Begin Records shown

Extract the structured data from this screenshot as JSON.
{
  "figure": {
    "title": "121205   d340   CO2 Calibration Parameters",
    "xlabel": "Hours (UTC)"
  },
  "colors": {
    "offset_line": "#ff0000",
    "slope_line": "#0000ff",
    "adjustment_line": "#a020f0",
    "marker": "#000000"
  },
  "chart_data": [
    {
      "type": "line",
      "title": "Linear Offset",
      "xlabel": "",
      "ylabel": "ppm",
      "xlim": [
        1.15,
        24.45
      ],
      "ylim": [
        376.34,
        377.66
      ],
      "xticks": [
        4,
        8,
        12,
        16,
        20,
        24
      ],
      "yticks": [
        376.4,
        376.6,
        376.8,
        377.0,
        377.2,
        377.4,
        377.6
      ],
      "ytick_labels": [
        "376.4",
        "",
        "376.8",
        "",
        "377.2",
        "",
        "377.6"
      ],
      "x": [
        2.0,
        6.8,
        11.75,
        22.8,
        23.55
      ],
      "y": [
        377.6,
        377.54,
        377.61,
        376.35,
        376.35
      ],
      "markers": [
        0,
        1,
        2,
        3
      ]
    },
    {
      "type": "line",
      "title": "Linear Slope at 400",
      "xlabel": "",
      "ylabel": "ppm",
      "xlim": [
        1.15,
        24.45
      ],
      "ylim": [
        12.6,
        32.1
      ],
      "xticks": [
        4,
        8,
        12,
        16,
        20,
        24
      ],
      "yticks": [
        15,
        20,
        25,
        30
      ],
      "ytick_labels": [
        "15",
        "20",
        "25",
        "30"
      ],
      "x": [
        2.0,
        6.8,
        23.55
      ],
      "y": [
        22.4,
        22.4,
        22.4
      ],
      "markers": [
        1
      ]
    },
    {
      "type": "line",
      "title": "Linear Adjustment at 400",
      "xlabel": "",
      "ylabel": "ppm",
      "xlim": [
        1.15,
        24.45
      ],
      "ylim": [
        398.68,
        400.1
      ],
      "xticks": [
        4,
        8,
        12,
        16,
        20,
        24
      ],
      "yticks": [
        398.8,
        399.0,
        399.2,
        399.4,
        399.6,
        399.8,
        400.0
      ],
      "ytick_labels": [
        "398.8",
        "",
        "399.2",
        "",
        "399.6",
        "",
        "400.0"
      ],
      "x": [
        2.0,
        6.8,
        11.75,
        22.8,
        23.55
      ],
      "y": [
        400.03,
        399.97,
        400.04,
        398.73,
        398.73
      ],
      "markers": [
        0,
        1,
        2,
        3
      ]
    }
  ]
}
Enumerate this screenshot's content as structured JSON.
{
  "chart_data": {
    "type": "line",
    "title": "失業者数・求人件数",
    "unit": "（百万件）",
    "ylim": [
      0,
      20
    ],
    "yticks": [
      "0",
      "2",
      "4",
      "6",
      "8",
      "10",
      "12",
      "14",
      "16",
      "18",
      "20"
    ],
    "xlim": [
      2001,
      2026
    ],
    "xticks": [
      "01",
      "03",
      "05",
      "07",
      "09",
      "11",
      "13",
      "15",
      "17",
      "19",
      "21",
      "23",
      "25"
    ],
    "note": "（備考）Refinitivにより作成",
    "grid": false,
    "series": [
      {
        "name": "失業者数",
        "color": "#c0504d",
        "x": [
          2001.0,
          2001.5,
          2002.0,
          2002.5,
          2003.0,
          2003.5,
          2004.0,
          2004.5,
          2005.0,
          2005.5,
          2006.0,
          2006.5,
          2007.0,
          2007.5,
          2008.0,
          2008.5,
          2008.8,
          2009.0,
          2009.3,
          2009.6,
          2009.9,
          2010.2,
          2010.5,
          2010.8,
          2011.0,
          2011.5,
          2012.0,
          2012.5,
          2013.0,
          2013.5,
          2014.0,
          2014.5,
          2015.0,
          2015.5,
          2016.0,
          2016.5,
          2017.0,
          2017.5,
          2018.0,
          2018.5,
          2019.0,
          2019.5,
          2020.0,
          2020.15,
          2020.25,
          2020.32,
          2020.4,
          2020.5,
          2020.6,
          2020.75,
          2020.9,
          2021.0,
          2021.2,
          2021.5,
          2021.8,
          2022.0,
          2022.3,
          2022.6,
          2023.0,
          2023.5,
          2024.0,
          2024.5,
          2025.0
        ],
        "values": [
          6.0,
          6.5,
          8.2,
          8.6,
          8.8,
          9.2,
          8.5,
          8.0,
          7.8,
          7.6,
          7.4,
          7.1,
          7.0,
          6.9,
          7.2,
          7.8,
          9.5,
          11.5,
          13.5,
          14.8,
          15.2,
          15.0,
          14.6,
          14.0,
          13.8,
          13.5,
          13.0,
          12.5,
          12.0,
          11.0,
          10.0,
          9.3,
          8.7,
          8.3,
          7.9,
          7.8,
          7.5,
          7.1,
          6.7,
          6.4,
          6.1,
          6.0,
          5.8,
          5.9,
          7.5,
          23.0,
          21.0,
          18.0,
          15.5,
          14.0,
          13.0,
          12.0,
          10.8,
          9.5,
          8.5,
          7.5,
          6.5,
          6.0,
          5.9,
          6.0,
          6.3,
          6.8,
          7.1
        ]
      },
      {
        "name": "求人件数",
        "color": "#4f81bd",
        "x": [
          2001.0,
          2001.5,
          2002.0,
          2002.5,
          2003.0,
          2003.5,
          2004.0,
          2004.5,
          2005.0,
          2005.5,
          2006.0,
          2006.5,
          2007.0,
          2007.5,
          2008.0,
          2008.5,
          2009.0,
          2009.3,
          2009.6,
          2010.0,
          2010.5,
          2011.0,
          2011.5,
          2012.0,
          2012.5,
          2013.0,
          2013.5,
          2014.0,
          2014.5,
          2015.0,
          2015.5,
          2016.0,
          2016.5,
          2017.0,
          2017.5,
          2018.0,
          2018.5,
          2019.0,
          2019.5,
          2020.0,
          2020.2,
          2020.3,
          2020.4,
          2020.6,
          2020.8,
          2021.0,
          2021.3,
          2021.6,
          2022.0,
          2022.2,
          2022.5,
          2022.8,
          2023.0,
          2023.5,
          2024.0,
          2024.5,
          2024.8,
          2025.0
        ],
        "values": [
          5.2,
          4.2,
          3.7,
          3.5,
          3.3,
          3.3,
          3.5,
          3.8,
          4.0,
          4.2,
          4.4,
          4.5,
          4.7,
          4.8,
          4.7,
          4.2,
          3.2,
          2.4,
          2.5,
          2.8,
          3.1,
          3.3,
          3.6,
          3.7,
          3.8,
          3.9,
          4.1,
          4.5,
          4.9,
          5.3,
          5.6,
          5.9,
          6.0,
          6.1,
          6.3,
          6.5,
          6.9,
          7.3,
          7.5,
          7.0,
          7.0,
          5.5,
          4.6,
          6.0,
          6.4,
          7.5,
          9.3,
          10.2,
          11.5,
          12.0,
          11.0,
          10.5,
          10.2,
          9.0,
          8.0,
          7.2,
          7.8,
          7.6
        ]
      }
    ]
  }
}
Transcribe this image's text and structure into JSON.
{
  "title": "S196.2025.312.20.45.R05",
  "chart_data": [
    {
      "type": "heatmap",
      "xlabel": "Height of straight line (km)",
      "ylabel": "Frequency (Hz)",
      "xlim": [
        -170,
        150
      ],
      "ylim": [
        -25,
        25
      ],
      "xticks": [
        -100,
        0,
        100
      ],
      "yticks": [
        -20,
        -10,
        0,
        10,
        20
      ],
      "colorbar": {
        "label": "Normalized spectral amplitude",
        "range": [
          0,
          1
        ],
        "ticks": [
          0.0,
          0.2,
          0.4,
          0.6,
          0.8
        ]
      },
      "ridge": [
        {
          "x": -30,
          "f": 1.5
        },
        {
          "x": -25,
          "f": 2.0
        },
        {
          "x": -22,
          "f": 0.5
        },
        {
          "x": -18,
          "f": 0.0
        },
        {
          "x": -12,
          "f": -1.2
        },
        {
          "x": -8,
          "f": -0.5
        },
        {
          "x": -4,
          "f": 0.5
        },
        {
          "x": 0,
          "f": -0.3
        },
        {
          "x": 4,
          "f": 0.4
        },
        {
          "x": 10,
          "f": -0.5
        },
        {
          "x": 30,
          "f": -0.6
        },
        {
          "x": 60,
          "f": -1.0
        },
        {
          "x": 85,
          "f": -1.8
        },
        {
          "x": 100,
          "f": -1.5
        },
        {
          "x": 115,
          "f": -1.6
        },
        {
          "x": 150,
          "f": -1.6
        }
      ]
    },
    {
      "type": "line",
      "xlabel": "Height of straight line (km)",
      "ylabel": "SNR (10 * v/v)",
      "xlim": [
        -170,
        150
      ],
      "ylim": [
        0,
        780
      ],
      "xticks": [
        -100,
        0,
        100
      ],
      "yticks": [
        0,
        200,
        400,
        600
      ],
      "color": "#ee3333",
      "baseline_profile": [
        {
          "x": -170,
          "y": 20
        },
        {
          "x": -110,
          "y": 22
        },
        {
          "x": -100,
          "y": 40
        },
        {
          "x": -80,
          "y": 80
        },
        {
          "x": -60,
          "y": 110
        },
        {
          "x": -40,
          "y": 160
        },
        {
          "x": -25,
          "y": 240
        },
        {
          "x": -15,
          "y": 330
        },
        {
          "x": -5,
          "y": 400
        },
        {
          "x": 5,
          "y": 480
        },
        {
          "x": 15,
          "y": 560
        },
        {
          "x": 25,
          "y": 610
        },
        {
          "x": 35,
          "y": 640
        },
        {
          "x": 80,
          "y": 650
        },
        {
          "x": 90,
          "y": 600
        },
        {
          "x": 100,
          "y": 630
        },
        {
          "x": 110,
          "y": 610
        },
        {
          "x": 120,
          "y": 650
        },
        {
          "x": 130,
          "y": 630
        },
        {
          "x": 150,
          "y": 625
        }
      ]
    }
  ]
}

End Records shown

The problem: Lines that include the word "this" are to be extracted from the data above.

The result:
Extract the structured data from this screenshot as JSON.
Enumerate this screenshot's content as structured JSON.
Transcribe this image's text and structure into JSON.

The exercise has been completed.